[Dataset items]
────────────────────

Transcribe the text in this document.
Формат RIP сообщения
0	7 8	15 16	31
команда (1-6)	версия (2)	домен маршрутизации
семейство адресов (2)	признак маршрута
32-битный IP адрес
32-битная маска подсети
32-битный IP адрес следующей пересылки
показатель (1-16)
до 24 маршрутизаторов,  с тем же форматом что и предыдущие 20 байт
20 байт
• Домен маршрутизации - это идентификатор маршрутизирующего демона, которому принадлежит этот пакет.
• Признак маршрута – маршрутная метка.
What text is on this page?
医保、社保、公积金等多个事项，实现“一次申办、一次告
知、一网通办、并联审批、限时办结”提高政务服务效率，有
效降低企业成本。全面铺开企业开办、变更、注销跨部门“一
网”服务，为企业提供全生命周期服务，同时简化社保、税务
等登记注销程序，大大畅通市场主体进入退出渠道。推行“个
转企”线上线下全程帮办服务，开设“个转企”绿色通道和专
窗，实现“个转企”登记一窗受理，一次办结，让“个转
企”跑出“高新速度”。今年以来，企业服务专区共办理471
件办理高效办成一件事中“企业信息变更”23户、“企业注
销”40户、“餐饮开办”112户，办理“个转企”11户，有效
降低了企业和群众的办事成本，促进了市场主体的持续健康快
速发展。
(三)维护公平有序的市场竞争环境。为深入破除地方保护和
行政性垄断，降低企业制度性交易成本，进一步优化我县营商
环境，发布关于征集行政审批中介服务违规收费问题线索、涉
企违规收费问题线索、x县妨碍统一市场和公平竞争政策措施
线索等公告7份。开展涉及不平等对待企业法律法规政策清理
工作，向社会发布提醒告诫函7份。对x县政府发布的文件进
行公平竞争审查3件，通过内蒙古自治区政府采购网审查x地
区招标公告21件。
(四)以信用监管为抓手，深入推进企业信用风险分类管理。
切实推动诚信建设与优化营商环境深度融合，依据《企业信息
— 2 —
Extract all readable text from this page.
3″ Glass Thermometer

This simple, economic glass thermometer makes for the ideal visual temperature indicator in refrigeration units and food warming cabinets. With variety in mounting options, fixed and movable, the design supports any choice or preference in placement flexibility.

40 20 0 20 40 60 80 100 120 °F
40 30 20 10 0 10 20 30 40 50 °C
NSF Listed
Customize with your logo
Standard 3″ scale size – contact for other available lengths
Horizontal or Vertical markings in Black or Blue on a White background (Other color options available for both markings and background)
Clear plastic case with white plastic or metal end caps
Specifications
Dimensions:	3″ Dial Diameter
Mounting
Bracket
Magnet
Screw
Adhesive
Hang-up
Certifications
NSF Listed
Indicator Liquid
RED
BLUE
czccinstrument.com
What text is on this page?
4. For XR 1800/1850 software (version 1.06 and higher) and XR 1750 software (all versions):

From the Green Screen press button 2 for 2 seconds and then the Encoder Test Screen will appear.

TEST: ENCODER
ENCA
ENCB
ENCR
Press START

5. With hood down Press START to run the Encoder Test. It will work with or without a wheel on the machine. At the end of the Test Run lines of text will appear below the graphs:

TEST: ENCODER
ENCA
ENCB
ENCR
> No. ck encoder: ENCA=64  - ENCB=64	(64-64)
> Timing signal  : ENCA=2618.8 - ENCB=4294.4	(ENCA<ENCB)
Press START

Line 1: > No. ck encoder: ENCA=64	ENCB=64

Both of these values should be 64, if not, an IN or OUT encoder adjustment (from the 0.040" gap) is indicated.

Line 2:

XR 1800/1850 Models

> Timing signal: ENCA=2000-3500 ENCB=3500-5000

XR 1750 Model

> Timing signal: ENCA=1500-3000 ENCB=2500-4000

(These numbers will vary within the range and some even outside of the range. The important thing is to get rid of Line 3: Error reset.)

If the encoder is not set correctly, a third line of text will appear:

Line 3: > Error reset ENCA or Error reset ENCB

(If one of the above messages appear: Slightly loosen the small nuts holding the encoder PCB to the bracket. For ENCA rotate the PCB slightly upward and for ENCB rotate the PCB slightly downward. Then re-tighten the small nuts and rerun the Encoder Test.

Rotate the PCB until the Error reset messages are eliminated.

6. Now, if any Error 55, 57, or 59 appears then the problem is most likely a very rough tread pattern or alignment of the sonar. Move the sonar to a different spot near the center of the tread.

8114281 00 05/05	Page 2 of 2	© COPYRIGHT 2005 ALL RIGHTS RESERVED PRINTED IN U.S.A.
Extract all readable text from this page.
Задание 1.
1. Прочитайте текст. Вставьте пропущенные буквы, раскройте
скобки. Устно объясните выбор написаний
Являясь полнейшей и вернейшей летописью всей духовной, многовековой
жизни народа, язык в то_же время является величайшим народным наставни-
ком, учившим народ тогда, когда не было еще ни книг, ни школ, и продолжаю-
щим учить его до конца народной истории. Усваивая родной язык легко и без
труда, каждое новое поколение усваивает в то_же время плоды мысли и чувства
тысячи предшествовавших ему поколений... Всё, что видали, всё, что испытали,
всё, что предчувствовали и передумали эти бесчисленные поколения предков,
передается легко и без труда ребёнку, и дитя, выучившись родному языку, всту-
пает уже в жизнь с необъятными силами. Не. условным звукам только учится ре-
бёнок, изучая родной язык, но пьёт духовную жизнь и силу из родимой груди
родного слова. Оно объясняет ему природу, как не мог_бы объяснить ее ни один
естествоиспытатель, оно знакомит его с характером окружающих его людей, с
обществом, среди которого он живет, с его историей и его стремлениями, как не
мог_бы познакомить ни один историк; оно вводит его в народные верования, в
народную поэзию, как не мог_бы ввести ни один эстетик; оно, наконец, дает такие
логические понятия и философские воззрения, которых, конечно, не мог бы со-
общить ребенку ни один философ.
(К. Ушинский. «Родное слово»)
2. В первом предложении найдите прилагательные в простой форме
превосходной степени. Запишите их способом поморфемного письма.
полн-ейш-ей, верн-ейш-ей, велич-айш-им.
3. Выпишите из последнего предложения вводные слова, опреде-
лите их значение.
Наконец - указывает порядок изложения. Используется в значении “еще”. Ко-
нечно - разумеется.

────────────────────

== Short exercise ==
Please reproduce all of the entries exactly as they stand.

== Worked solution ==
Transcribe the text in this document.
Формат RIP сообщения
0	7 8	15 16	31
команда (1-6)	версия (2)	домен маршрутизации
семейство адресов (2)	признак маршрута
32-битный IP адрес
32-битная маска подсети
32-битный IP адрес следующей пересылки
показатель (1-16)
до 24 маршрутизаторов,  с тем же форматом что и предыдущие 20 байт
20 байт
• Домен маршрутизации - это идентификатор маршрутизирующего демона, которому принадлежит этот пакет.
• Признак маршрута – маршрутная метка.
What text is on this page?
医保、社保、公积金等多个事项，实现“一次申办、一次告
知、一网通办、并联审批、限时办结”提高政务服务效率，有
效降低企业成本。全面铺开企业开办、变更、注销跨部门“一
网”服务，为企业提供全生命周期服务，同时简化社保、税务
等登记注销程序，大大畅通市场主体进入退出渠道。推行“个
转企”线上线下全程帮办服务，开设“个转企”绿色通道和专
窗，实现“个转企”登记一窗受理，一次办结，让“个转
企”跑出“高新速度”。今年以来，企业服务专区共办理471
件办理高效办成一件事中“企业信息变更”23户、“企业注
销”40户、“餐饮开办”112户，办理“个转企”11户，有效
降低了企业和群众的办事成本，促进了市场主体的持续健康快
速发展。
(三)维护公平有序的市场竞争环境。为深入破除地方保护和
行政性垄断，降低企业制度性交易成本，进一步优化我县营商
环境，发布关于征集行政审批中介服务违规收费问题线索、涉
企违规收费问题线索、x县妨碍统一市场和公平竞争政策措施
线索等公告7份。开展涉及不平等对待企业法律法规政策清理
工作，向社会发布提醒告诫函7份。对x县政府发布的文件进
行公平竞争审查3件，通过内蒙古自治区政府采购网审查x地
区招标公告21件。
(四)以信用监管为抓手，深入推进企业信用风险分类管理。
切实推动诚信建设与优化营商环境深度融合，依据《企业信息
— 2 —
Extract all readable text from this page.
3″ Glass Thermometer

This simple, economic glass thermometer makes for the ideal visual temperature indicator in refrigeration units and food warming cabinets. With variety in mounting options, fixed and movable, the design supports any choice or preference in placement flexibility.

40 20 0 20 40 60 80 100 120 °F
40 30 20 10 0 10 20 30 40 50 °C
NSF Listed
Customize with your logo
Standard 3″ scale size – contact for other available lengths
Horizontal or Vertical markings in Black or Blue on a White background (Other color options available for both markings and background)
Clear plastic case with white plastic or metal end caps
Specifications
Dimensions:	3″ Dial Diameter
Mounting
Bracket
Magnet
Screw
Adhesive
Hang-up
Certifications
NSF Listed
Indicator Liquid
RED
BLUE
czccinstrument.com
What text is on this page?
4. For XR 1800/1850 software (version 1.06 and higher) and XR 1750 software (all versions):

From the Green Screen press button 2 for 2 seconds and then the Encoder Test Screen will appear.

TEST: ENCODER
ENCA
ENCB
ENCR
Press START

5. With hood down Press START to run the Encoder Test. It will work with or without a wheel on the machine. At the end of the Test Run lines of text will appear below the graphs:

TEST: ENCODER
ENCA
ENCB
ENCR
> No. ck encoder: ENCA=64  - ENCB=64	(64-64)
> Timing signal  : ENCA=2618.8 - ENCB=4294.4	(ENCA<ENCB)
Press START

Line 1: > No. ck encoder: ENCA=64	ENCB=64

Both of these values should be 64, if not, an IN or OUT encoder adjustment (from the 0.040" gap) is indicated.

Line 2:

XR 1800/1850 Models

> Timing signal: ENCA=2000-3500 ENCB=3500-5000

XR 1750 Model

> Timing signal: ENCA=1500-3000 ENCB=2500-4000

(These numbers will vary within the range and some even outside of the range. The important thing is to get rid of Line 3: Error reset.)

If the encoder is not set correctly, a third line of text will appear:

Line 3: > Error reset ENCA or Error reset ENCB

(If one of the above messages appear: Slightly loosen the small nuts holding the encoder PCB to the bracket. For ENCA rotate the PCB slightly upward and for ENCB rotate the PCB slightly downward. Then re-tighten the small nuts and rerun the Encoder Test.

Rotate the PCB until the Error reset messages are eliminated.

6. Now, if any Error 55, 57, or 59 appears then the problem is most likely a very rough tread pattern or alignment of the sonar. Move the sonar to a different spot near the center of the tread.

8114281 00 05/05	Page 2 of 2	© COPYRIGHT 2005 ALL RIGHTS RESERVED PRINTED IN U.S.A.
Extract all readable text from this page.
Задание 1.
1. Прочитайте текст. Вставьте пропущенные буквы, раскройте
скобки. Устно объясните выбор написаний
Являясь полнейшей и вернейшей летописью всей духовной, многовековой
жизни народа, язык в то_же время является величайшим народным наставни-
ком, учившим народ тогда, когда не было еще ни книг, ни школ, и продолжаю-
щим учить его до конца народной истории. Усваивая родной язык легко и без
труда, каждое новое поколение усваивает в то_же время плоды мысли и чувства
тысячи предшествовавших ему поколений... Всё, что видали, всё, что испытали,
всё, что предчувствовали и передумали эти бесчисленные поколения предков,
передается легко и без труда ребёнку, и дитя, выучившись родному языку, всту-
пает уже в жизнь с необъятными силами. Не. условным звукам только учится ре-
бёнок, изучая родной язык, но пьёт духовную жизнь и силу из родимой груди
родного слова. Оно объясняет ему природу, как не мог_бы объяснить ее ни один
естествоиспытатель, оно знакомит его с характером окружающих его людей, с
обществом, среди которого он живет, с его историей и его стремлениями, как не
мог_бы познакомить ни один историк; оно вводит его в народные верования, в
народную поэзию, как не мог_бы ввести ни один эстетик; оно, наконец, дает такие
логические понятия и философские воззрения, которых, конечно, не мог бы со-
общить ребенку ни один философ.
(К. Ушинский. «Родное слово»)
2. В первом предложении найдите прилагательные в простой форме
превосходной степени. Запишите их способом поморфемного письма.
полн-ейш-ей, верн-ейш-ей, велич-айш-им.
3. Выпишите из последнего предложения вводные слова, опреде-
лите их значение.
Наконец - указывает порядок изложения. Используется в значении “еще”. Ко-
нечно - разумеется.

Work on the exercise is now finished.